Le scandale des armes non létales « Une opacité dangereuse »

La majorité des armes de maintien de l’ordre passe sous les radars des traités internationaux. Entretien avec Aymeric Elluin, chargé de plaidoyer armes à Amnesty International France.

Extrait de la Chronique de mai 2024 #450

— Propos recueillis par Michel Despratx

La France exporte des armes de maintien de l’ordre, dites « à létalité réduite » qui peuvent pourtant tuer ou mutiler. Le droit international a-t-il les moyens, aujourd’hui, de moraliser ce commerce ?

aymeric elluin — Oui et non. Le droit international protège des atteintes au droit à la vie, prohibe la torture ou encadre le recours à la force par les forces de police, mais le commerce de ces équipements manque de contrôle. Prenons l’exemple de la grenade lacrymogène et assourdissante. Deux traités internationaux, le Traité sur le commerce des armes (TCA) et la position commune de l’Union européenne (UE) sur les exportations d’armes, obligent la France à bloquer son exportation si un acheteur peut s’en servir pour commettre une grave violation des droits humains. Un État lié par le TCA peut signaler la France si elle ne le fait pas. Mais aucun ne l’a fait pour l’instant, et, de toute façon, aucun mécanisme de sanction internationale n’est prévu. Quant à la grande majorité des armes de maintien de l’ordre, je veux parler des balles en caoutchouc ou des grenades lacrymogènes simples, elles sont tout simplement exclues de ces traités. Ce qui signifie qu’aucune instance internationale ne surveille leur exportation. 

 

Comment savoir quelles armes de maintien de l’ordre la France exporte et vers quels pays ?

- - -

→ **Exercice 1**: Recopiez intégralement l'entretien sur les armes non létales, sans y apporter la moindre modification.

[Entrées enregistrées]

- - -

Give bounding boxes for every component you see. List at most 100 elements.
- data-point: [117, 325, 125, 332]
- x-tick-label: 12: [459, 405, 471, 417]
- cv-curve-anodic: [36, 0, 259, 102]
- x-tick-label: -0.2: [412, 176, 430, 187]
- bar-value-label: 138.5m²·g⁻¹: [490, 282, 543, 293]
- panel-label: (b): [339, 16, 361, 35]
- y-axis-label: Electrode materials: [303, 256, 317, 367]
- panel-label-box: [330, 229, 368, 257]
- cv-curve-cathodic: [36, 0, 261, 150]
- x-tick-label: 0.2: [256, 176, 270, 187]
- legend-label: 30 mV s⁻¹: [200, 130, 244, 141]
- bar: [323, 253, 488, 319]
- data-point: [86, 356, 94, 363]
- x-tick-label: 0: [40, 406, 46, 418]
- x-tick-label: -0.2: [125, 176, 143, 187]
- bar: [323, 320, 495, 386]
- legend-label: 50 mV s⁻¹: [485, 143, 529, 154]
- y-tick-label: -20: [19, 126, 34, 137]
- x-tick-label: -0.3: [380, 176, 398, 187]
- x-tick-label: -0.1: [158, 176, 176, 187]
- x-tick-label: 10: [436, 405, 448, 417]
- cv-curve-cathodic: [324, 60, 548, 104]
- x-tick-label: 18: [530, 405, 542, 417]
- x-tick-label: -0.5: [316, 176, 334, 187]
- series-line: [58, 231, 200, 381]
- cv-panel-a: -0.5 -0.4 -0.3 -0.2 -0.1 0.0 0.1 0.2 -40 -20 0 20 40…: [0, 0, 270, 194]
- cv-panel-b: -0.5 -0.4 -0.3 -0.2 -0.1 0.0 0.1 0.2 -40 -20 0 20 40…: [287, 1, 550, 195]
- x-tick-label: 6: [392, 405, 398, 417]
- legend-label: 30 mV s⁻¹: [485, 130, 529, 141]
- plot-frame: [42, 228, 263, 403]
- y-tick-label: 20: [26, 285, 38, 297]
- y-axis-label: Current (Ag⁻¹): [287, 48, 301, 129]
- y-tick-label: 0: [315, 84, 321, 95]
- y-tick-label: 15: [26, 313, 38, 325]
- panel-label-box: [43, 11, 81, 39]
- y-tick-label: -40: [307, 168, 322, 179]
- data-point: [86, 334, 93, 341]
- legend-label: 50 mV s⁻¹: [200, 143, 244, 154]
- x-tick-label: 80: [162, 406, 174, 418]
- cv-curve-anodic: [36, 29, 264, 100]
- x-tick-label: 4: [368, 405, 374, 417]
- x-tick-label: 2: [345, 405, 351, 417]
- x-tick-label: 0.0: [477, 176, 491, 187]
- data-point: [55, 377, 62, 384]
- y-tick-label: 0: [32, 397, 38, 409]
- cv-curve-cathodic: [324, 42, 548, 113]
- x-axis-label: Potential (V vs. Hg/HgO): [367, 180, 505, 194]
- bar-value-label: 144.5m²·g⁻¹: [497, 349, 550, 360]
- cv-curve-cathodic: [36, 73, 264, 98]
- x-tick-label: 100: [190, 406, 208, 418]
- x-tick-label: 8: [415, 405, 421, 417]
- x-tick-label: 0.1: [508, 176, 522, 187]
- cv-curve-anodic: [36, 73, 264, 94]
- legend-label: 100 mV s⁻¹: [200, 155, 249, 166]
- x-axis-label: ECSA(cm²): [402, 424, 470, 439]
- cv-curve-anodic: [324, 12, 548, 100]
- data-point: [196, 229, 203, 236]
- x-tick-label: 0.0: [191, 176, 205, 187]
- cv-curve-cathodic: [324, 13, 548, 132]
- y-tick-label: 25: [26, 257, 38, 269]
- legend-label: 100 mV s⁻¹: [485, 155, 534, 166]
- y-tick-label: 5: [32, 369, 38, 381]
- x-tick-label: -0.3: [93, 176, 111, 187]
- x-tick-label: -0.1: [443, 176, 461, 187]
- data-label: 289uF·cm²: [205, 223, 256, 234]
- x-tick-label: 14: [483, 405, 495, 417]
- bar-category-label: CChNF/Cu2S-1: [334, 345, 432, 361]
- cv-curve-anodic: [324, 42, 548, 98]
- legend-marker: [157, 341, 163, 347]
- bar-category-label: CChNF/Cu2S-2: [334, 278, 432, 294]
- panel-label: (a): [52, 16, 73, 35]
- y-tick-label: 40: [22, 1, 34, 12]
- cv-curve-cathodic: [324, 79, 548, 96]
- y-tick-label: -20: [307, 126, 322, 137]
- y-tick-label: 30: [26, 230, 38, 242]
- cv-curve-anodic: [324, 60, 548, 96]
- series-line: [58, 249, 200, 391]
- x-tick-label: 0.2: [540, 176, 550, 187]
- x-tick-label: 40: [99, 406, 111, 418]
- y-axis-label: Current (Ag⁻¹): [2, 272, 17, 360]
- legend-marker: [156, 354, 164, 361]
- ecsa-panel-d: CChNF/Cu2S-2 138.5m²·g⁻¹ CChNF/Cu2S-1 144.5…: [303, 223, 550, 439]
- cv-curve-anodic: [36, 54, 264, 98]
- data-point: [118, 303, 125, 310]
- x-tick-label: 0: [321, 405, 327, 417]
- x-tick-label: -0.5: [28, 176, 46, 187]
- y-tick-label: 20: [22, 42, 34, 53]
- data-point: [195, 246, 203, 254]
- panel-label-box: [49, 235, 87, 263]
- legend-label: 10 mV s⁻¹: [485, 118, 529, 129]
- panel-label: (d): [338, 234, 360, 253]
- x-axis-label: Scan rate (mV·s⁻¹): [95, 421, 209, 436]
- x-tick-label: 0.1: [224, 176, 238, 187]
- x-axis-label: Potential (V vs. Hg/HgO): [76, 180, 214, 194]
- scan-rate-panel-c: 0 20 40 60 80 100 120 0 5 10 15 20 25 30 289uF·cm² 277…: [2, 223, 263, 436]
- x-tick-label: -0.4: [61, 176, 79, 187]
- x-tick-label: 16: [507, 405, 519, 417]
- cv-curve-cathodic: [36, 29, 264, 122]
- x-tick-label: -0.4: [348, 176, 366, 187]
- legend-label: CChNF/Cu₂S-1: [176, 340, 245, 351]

- - -

→ **Exercice 2**: Reprenez les enregistrements depuis leur début jusqu'à la ligne contenant « - x-tick-label: -0.1: [158, 176, 176, 187] », celle-ci comprise, en substituant « legend-entry » à « legend-label » ; tout le reste doit demeurer inchangé.

→ **Réponse correcte 1**:
Le scandale des armes non létales « Une opacité dangereuse »

La majorité des armes de maintien de l’ordre passe sous les radars des traités internationaux. Entretien avec Aymeric Elluin, chargé de plaidoyer armes à Amnesty International France.

Extrait de la Chronique de mai 2024 #450

— Propos recueillis par Michel Despratx

La France exporte des armes de maintien de l’ordre, dites « à létalité réduite » qui peuvent pourtant tuer ou mutiler. Le droit international a-t-il les moyens, aujourd’hui, de moraliser ce commerce ?

aymeric elluin — Oui et non. Le droit international protège des atteintes au droit à la vie, prohibe la torture ou encadre le recours à la force par les forces de police, mais le commerce de ces équipements manque de contrôle. Prenons l’exemple de la grenade lacrymogène et assourdissante. Deux traités internationaux, le Traité sur le commerce des armes (TCA) et la position commune de l’Union européenne (UE) sur les exportations d’armes, obligent la France à bloquer son exportation si un acheteur peut s’en servir pour commettre une grave violation des droits humains. Un État lié par le TCA peut signaler la France si elle ne le fait pas. Mais aucun ne l’a fait pour l’instant, et, de toute façon, aucun mécanisme de sanction internationale n’est prévu. Quant à la grande majorité des armes de maintien de l’ordre, je veux parler des balles en caoutchouc ou des grenades lacrymogènes simples, elles sont tout simplement exclues de ces traités. Ce qui signifie qu’aucune instance internationale ne surveille leur exportation. 

 

Comment savoir quelles armes de maintien de l’ordre la France exporte et vers quels pays ?

→ **Réponse correcte 2**:
Give bounding boxes for every component you see. List at most 100 elements.
- data-point: [117, 325, 125, 332]
- x-tick-label: 12: [459, 405, 471, 417]
- cv-curve-anodic: [36, 0, 259, 102]
- x-tick-label: -0.2: [412, 176, 430, 187]
- bar-value-label: 138.5m²·g⁻¹: [490, 282, 543, 293]
- panel-label: (b): [339, 16, 361, 35]
- y-axis-label: Electrode materials: [303, 256, 317, 367]
- panel-label-box: [330, 229, 368, 257]
- cv-curve-cathodic: [36, 0, 261, 150]
- x-tick-label: 0.2: [256, 176, 270, 187]
- legend-entry: 30 mV s⁻¹: [200, 130, 244, 141]
- bar: [323, 253, 488, 319]
- data-point: [86, 356, 94, 363]
- x-tick-label: 0: [40, 406, 46, 418]
- x-tick-label: -0.2: [125, 176, 143, 187]
- bar: [323, 320, 495, 386]
- legend-entry: 50 mV s⁻¹: [485, 143, 529, 154]
- y-tick-label: -20: [19, 126, 34, 137]
- x-tick-label: -0.3: [380, 176, 398, 187]
- x-tick-label: -0.1: [158, 176, 176, 187]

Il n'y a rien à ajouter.